+++ PAGE EXTRACT

The solver described in the code above forms the base class for a hierarchy of modular solvers shown below. Solver classes are derived from the base class, e.g. solid, fluidSolver. As the hierarchy is traversed from left to right, functions within the general algorithm (which begin as virtual functions in the solver class) are defined for different descriptions of fluids, e.g. incompressible, isothermal, multicomponent and multiphase. Sometimes the function is empty, e.g. thermophysicalPredictor() in the incompressibleFluid solver, since it does not include temperature. A lot of functionality is inherited by a derived class from its base class; in some case, base classes are created to define a general category of fluid, e.g. VoFSolver, whose functionality is inherited by four derived solvers based on the volume of fluid (VoF) method.

At the time of writing [updated: 2 May 2023], there are 13 fluid solvers, 2 film solvers, 2 solid solvers and 2 other solvers. These modular solvers replace the application solvers as follows.

A modular solver can specified with foamRun through a solver keyword entry in the case controlDict file, e.g.

solver incompressibleFluid;

Alternatively, the solver can be specified using the -solver option when executing foamRun, i.e.

foamRun -solver incompressibleFluid

In addition to the modular solvers, two new applications have been created to replace functionality relating to application solvers.

++++++
+++ STORED DATA

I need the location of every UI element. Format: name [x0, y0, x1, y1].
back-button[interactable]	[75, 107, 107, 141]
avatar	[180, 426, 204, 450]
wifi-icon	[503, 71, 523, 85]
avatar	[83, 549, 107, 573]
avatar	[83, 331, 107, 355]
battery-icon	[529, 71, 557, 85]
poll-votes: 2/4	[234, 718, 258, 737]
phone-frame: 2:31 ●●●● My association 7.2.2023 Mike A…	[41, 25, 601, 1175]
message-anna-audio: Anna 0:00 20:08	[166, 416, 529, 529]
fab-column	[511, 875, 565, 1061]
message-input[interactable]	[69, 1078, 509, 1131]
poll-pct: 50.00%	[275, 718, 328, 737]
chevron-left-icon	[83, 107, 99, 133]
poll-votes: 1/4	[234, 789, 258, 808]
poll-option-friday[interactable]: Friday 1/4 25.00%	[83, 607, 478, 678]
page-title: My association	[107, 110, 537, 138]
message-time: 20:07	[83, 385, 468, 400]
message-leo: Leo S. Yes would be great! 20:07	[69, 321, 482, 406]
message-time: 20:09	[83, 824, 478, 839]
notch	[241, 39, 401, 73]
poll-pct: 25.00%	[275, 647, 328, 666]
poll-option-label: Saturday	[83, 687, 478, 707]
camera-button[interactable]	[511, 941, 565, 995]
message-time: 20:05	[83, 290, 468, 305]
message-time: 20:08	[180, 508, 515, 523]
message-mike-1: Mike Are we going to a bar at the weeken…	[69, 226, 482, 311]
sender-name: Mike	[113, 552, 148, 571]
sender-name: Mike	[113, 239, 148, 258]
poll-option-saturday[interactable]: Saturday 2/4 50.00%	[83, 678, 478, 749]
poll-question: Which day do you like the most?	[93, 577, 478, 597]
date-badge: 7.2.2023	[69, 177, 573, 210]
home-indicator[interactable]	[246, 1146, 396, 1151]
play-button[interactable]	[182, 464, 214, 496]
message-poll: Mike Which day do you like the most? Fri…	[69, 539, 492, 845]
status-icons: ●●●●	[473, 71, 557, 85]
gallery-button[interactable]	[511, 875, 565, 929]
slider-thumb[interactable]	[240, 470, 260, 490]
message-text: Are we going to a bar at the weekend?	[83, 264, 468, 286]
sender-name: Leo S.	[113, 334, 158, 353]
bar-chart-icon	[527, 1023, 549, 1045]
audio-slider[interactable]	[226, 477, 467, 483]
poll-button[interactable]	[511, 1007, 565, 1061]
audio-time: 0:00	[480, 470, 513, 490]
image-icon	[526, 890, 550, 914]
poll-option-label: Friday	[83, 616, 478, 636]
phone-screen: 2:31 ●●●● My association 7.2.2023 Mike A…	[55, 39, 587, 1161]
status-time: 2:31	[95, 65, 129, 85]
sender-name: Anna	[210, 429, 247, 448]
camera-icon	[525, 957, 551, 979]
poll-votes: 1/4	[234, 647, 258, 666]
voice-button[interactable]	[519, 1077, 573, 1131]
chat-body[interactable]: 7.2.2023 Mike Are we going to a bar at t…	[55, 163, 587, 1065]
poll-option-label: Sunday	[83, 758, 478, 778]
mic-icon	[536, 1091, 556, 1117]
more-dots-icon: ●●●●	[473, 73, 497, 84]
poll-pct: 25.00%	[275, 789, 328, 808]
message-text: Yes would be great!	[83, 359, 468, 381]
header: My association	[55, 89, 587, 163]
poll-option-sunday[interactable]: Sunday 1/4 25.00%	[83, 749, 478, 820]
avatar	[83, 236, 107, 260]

++++++

TASKS AND EXERCISES:
1. Summarize the modular solvers passage in two sentences.
2. Please repeat the modular solvers passage from "At the time" to "executing foamRun, i.e.".

RESPONSES PER TASK:
1. The solver base class underlies a hierarchy of modular solvers, in which derived classes define the functions of a general algorithm for different descriptions of fluids and inherit much of their functionality from their base classes. As of 2 May 2023 there are 13 fluid, 2 film, 2 solid and 2 other solvers, which replace the application solvers and can be specified for foamRun either through a solver keyword entry in the case controlDict file or with the -solver option.

2.
At the time of writing [updated: 2 May 2023], there are 13 fluid solvers, 2 film solvers, 2 solid solvers and 2 other solvers. These modular solvers replace the application solvers as follows.

A modular solver can specified with foamRun through a solver keyword entry in the case controlDict file, e.g.

solver incompressibleFluid;

Alternatively, the solver can be specified using the -solver option when executing foamRun, i.e.